▸ Task instructions: Spot each line that carries the word "name"; copy those lines.

▸ Records for the exercise:
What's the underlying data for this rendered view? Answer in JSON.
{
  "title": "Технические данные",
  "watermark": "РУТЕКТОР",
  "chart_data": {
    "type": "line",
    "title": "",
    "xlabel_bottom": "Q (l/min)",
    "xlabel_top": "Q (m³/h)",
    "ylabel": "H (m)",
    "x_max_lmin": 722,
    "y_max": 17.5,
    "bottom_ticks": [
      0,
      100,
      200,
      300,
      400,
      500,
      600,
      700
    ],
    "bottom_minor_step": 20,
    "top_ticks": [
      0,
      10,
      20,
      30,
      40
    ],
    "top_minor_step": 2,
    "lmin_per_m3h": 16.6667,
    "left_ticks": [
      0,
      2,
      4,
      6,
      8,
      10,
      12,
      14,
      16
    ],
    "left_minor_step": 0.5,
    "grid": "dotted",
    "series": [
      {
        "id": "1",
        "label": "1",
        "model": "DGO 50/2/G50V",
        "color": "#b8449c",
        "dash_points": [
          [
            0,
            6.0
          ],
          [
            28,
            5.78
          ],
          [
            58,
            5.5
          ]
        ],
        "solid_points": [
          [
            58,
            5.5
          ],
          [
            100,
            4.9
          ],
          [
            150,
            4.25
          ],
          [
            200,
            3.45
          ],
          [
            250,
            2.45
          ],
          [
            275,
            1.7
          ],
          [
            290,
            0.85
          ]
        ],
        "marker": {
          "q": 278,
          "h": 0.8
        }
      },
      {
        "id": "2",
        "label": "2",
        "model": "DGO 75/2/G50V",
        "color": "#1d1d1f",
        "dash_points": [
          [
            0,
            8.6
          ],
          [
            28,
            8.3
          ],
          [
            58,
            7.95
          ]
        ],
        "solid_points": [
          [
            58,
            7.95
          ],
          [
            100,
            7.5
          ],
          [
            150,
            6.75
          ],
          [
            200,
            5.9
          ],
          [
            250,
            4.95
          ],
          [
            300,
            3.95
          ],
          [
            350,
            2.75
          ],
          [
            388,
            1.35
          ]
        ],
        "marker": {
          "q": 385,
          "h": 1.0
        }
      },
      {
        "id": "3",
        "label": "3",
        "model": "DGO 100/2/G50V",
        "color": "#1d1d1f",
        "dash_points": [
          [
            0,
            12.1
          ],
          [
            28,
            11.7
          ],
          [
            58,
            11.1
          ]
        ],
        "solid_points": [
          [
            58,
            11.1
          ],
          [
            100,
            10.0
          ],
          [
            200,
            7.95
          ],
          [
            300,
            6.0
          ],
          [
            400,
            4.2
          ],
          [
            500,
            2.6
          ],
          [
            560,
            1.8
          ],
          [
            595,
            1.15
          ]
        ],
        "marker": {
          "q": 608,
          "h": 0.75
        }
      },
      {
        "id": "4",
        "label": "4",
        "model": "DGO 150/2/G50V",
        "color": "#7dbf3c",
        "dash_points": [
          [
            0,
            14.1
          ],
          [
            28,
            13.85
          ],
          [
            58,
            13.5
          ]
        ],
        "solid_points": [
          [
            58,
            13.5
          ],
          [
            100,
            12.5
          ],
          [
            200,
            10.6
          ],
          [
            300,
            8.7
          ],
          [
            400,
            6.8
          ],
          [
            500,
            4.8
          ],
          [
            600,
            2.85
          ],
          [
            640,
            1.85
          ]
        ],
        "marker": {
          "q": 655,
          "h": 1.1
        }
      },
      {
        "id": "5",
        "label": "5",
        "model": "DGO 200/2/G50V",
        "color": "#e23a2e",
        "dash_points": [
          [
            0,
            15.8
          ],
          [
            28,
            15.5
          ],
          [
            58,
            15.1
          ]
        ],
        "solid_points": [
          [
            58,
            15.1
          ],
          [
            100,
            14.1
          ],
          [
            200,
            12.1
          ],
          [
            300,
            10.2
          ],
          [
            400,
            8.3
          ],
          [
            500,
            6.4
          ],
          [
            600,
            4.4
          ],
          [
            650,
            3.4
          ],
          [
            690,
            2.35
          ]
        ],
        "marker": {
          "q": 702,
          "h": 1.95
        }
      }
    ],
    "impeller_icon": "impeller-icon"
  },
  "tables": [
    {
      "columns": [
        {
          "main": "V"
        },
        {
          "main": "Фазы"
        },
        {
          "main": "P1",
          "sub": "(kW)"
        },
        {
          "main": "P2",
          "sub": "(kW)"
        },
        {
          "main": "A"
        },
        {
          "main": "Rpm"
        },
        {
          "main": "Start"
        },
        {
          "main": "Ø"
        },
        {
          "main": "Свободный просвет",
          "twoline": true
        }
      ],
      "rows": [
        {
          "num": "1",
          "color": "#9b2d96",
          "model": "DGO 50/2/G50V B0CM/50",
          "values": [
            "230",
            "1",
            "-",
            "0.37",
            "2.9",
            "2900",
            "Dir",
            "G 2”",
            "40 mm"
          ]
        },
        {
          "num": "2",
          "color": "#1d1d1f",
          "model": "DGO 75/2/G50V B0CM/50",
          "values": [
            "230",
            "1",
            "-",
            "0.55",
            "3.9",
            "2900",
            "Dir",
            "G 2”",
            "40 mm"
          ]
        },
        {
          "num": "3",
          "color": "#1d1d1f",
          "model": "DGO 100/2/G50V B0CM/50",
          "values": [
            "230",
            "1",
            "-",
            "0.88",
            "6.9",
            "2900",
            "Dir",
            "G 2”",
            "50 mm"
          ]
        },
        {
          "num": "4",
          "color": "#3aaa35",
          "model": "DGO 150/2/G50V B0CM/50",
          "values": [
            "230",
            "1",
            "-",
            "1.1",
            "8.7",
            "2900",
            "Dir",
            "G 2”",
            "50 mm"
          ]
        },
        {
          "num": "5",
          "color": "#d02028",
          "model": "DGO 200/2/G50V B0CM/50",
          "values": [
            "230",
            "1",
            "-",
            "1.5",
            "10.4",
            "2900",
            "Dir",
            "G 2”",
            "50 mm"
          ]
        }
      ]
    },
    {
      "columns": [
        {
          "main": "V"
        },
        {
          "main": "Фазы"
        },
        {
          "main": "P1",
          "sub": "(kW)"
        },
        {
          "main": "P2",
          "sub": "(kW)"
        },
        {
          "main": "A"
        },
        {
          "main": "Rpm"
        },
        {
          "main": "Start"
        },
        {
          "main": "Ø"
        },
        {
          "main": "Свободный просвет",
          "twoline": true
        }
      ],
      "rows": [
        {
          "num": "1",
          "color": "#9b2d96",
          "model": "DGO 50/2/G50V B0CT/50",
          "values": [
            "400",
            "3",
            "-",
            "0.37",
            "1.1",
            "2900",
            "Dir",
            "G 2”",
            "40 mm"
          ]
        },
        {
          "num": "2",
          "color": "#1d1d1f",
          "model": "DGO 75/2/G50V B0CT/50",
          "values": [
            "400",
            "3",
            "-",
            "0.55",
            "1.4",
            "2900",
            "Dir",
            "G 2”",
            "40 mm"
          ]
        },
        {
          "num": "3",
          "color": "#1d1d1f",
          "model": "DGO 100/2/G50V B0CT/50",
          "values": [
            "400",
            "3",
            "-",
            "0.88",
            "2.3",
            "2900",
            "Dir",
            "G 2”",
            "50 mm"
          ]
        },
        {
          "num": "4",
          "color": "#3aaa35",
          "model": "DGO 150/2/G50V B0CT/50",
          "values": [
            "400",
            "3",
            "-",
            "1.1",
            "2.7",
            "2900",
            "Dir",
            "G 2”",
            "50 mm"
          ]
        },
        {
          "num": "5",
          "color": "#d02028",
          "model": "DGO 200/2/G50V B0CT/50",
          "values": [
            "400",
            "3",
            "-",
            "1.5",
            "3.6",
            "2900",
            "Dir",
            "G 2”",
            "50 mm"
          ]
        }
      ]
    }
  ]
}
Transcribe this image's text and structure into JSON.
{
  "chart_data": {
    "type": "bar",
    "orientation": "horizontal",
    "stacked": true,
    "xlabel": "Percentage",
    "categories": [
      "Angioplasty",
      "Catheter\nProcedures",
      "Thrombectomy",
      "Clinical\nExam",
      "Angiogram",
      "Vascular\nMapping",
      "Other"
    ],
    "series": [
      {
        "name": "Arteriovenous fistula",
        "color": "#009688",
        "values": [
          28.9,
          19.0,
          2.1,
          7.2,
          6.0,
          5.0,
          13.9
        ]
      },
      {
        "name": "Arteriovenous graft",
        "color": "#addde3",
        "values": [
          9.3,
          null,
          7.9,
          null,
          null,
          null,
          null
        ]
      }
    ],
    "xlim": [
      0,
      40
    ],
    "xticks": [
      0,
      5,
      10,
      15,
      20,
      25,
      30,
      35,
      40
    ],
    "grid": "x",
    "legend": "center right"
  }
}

▸ Completed exercise:
        "name": "Arteriovenous fistula",
        "name": "Arteriovenous graft",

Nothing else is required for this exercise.